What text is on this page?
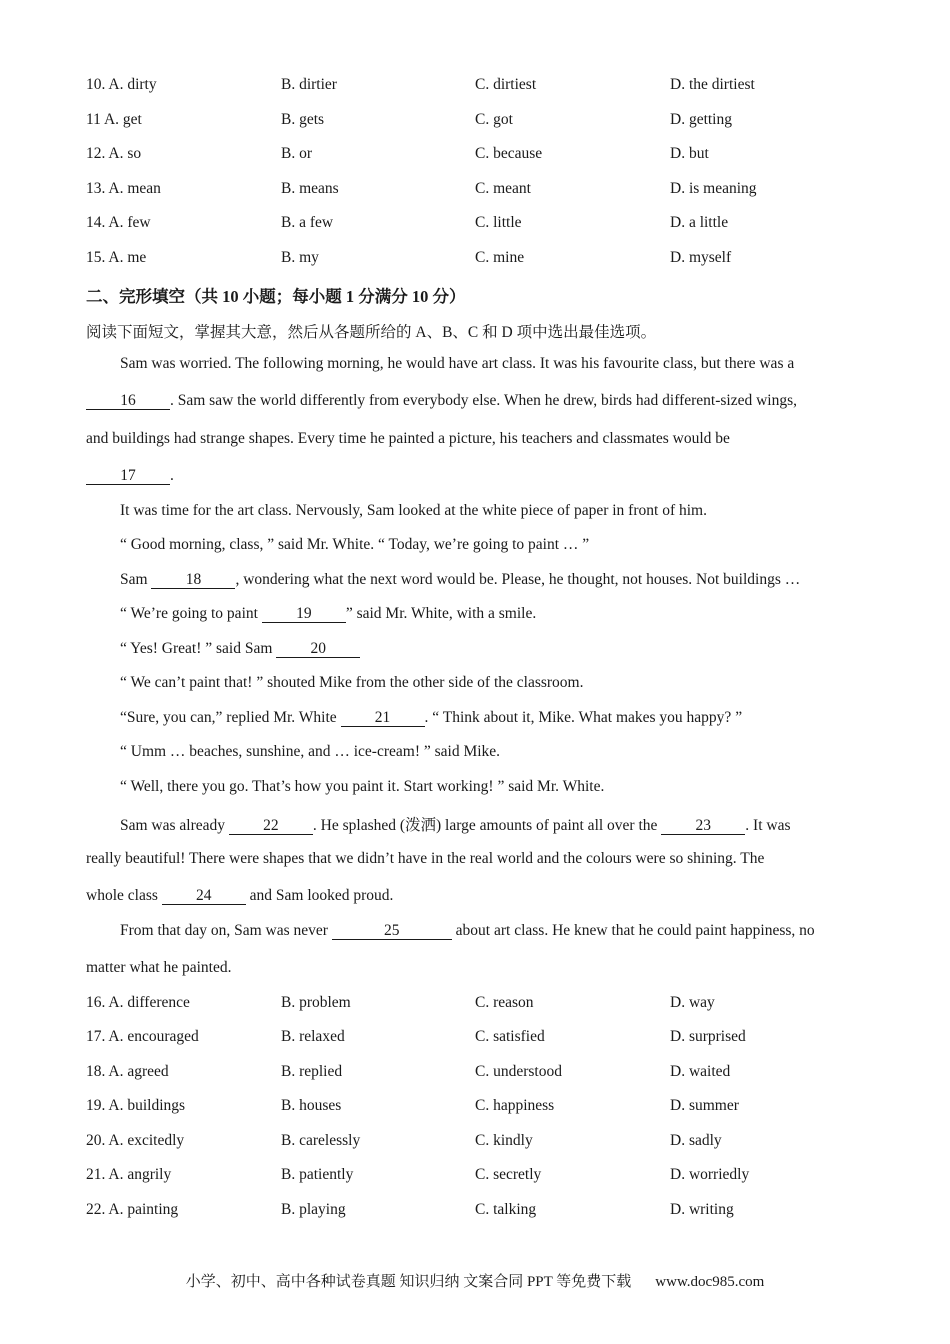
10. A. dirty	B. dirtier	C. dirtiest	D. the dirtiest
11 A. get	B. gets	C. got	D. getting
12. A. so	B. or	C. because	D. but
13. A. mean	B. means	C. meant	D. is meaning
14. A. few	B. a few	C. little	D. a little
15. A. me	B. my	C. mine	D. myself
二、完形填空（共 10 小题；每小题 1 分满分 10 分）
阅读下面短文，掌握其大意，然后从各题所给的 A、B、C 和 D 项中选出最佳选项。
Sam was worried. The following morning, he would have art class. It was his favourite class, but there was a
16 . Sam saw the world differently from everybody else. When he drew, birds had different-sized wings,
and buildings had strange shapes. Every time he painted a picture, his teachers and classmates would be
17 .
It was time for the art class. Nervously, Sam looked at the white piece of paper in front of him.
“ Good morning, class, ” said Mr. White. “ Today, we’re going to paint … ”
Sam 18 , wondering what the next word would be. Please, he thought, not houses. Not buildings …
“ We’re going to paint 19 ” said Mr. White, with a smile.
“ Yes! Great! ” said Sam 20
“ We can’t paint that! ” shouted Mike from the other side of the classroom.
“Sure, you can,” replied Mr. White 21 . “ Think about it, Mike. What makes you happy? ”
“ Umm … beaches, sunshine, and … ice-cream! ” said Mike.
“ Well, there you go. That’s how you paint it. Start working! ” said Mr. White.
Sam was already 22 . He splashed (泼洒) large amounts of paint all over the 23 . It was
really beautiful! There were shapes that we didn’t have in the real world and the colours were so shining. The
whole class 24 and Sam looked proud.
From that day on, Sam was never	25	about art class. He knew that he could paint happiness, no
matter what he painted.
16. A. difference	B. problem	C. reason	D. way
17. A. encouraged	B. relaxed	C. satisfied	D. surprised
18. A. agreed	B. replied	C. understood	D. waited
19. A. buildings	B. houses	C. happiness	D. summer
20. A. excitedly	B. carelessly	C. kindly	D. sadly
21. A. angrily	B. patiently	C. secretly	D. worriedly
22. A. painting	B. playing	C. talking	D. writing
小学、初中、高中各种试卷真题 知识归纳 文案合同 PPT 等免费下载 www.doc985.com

--

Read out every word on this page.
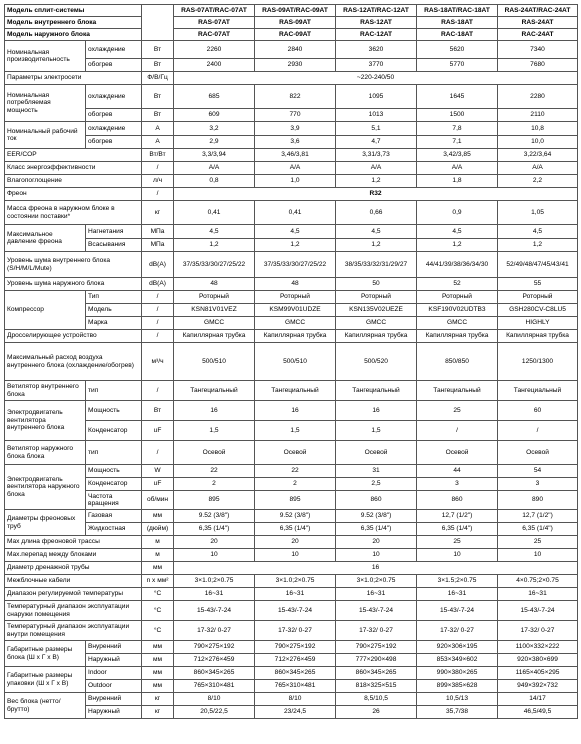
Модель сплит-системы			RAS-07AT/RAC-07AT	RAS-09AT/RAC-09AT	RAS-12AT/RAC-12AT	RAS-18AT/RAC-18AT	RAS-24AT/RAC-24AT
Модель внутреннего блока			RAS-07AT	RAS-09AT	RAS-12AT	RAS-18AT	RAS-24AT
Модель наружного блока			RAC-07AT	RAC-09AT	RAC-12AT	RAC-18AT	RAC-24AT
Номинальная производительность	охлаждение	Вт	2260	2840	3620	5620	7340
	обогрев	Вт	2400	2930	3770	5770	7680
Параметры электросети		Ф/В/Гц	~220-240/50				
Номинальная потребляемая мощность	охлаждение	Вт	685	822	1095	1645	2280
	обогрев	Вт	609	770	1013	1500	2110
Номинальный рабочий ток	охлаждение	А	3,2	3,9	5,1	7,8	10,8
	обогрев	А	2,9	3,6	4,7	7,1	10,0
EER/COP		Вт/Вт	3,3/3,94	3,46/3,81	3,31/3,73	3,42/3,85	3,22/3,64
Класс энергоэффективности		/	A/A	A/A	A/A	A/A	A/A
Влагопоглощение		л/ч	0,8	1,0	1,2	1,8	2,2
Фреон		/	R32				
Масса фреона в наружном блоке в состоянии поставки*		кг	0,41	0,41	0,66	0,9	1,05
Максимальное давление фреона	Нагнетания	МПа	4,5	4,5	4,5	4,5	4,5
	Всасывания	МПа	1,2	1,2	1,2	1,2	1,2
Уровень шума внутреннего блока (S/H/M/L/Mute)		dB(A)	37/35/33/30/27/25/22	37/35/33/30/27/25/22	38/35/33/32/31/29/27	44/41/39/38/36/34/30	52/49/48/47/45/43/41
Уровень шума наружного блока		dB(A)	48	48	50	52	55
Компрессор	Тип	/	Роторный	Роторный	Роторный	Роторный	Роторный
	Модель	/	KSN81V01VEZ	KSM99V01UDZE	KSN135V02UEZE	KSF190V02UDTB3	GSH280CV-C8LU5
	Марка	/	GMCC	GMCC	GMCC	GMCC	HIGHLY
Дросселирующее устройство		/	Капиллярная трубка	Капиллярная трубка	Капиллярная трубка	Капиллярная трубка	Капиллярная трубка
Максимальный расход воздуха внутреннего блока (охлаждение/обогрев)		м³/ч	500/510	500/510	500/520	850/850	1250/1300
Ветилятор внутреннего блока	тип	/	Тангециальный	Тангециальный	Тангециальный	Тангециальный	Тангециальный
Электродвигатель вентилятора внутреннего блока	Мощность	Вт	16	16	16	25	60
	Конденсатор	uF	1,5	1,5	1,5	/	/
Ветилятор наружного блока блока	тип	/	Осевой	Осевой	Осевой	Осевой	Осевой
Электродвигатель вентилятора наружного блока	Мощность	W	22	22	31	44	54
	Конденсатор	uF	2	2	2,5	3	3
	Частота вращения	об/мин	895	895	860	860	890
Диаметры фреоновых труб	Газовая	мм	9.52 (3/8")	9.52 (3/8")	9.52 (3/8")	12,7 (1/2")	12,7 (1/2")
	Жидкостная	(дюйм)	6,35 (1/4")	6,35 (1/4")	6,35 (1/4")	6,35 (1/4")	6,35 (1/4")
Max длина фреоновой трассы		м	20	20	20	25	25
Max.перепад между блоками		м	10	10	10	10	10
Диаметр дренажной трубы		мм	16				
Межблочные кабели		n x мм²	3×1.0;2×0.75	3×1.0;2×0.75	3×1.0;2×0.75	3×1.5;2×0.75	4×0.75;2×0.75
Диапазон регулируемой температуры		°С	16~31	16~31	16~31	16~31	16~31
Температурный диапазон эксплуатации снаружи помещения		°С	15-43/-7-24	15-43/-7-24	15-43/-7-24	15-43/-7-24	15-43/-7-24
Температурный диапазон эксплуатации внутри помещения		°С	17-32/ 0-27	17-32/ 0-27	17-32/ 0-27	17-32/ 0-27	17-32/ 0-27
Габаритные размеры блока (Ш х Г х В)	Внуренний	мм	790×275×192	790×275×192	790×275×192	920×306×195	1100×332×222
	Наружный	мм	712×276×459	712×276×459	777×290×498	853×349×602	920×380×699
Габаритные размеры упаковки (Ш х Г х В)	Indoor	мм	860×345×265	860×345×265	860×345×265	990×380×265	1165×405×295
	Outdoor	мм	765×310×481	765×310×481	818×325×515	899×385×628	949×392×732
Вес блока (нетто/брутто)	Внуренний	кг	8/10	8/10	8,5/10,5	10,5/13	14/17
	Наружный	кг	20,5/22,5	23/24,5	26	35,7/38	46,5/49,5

§ **Your task**
Check each line of the entries above, and show every one holding the word "replied".

§ **Solution to the exercise**
“Sure, you can,” replied Mr. White 21 . “ Think about it, Mike. What makes you happy? ”
18. A. agreed	B. replied	C. understood	D. waited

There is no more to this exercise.